:: Prompt a ::
Please write out the rows below, everything from the start of the rows down to the line containing "measure-cell: 51.2 — [868, 908, 1090, 1006]", with both ends included.

Start Document

The President's Dysfunctional Foreign Policy Team

Rosa Brooks is a law professor at Georgetown University and a Schwartz senior fellow at the New America Foundation. She served as a counselor to the U.S. defense undersecretary for policy from 2009 to 2011 and previously served as a senior advisor at the U.S. State Department so when she talks about the disarray in the Obama administration's foreign policy she knows whereof she speaks.

In a recent article in Foreign Policy, Brooks, who is actually an admirer of the president, paints a picture of a foreign policy team staffed by neophytes and led by a chief executive who is, simply put, unqualified for the job he's in. She doesn't put it quite that baldly in her essay, but that's the import of what she says.

After summarizing Mr. Obama's foreign policy inadequacies she writes this:
In foreign policy as in life, stuff happens -- including bad stuff no one could have predicted. Nonetheless, to a significant extent, President Obama is the author of his own lackluster foreign policy. He was a visionary candidate, but as president, he has presided over an exceptionally dysfunctional and un-visionary national security architecture -- one that appears to drift from crisis to crisis, with little ability to look beyond the next few weeks. His national security staff is squabbling and demoralized, and though senior White House officials are good at making policy announcements, mechanisms to actually implement policies are sadly inadequate.
Brooks then lists six things the president needs to do to remedy the deficiencies in his foreign policy "team," and elaborates at length on all six in her article. She states that Mr. Obama needs to:

1. Get a global strategy.
2. Get some decent managers.
3. Get some people who actually know something.
4. Get out of the bubble.
5. Get a backbone.

End Document
Start Excerpted records

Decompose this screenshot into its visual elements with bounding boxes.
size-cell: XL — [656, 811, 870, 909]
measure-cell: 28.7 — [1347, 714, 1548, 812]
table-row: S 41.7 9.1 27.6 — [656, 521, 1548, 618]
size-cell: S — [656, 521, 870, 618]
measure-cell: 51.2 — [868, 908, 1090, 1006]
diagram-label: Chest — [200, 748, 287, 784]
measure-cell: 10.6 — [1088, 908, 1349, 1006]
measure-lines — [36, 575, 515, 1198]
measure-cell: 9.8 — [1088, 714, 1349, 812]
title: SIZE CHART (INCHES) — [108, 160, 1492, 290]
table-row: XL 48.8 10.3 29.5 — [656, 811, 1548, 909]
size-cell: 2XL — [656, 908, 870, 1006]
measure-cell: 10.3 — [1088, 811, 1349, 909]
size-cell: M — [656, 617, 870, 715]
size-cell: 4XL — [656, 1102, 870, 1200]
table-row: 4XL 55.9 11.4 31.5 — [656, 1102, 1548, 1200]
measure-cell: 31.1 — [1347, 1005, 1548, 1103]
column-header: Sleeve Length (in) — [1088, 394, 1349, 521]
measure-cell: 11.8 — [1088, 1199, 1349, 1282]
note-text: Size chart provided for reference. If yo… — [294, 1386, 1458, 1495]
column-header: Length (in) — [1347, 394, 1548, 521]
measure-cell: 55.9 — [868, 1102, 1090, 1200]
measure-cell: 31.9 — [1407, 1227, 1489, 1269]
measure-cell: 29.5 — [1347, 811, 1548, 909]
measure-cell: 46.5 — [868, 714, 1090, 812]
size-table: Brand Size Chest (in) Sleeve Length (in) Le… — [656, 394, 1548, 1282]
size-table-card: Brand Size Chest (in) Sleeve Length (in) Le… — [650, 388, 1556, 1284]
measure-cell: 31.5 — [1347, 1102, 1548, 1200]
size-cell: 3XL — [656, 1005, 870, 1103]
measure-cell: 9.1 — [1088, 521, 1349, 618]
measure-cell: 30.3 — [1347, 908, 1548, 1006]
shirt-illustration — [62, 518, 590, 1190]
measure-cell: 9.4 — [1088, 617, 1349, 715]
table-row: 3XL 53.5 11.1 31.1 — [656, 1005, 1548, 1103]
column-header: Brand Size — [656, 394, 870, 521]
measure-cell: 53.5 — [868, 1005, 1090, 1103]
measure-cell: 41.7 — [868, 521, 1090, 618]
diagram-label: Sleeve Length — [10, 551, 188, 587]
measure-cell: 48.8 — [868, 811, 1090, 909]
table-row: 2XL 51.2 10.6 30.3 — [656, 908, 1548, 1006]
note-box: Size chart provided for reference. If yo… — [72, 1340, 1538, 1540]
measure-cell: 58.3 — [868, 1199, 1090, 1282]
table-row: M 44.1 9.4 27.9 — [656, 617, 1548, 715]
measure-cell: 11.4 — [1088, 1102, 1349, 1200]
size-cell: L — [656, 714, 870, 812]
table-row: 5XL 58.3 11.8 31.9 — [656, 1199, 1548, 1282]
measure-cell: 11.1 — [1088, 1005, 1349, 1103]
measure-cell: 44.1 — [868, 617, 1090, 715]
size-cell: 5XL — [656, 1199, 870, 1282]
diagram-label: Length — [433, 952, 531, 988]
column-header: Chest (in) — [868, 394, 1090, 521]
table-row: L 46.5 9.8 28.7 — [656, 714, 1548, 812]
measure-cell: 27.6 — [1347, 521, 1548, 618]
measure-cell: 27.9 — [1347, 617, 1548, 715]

End Excerpted records

:: Prompt b ::
Continue the piece on the president's foreign policy team above, starting right after its last line.

:: Exercise output a ::
Decompose this screenshot into its visual elements with bounding boxes.
size-cell: XL — [656, 811, 870, 909]
measure-cell: 28.7 — [1347, 714, 1548, 812]
table-row: S 41.7 9.1 27.6 — [656, 521, 1548, 618]
size-cell: S — [656, 521, 870, 618]
measure-cell: 51.2 — [868, 908, 1090, 1006]

:: Exercise output b ::
6. Get rid of the jerks.

Her explanations of each of these make for very interesting reading. She closes her essay with this:
President Obama came into office with so much good will -- from his own staff, from the American people, and from the world. But through his own unforced errors, he's lost much of that goodwill. To some extent, his errors are errors of inexperience: Obama simply undervalued issues of strategy, structure, process, and personnel.

These are understandable mistakes for a first-term president with little prior government experience (or management experience, for that matter). But such errors will be far less excusable if Obama gets a second term. If American voters give Obama four more years, he needs to push the foreign policy "reset" button.
This highlights the foolishness of thinking that qualifications don't matter while electing to the presidency a man who never in his life managed anything. Mr. Obama never ran a business, he was never a governor of a state, he was never an officer in the military. Why did anyone in 2008 think he could manage the most powerful nation in the world and what reason has he given us for thinking that the next four years would be any different than the last four?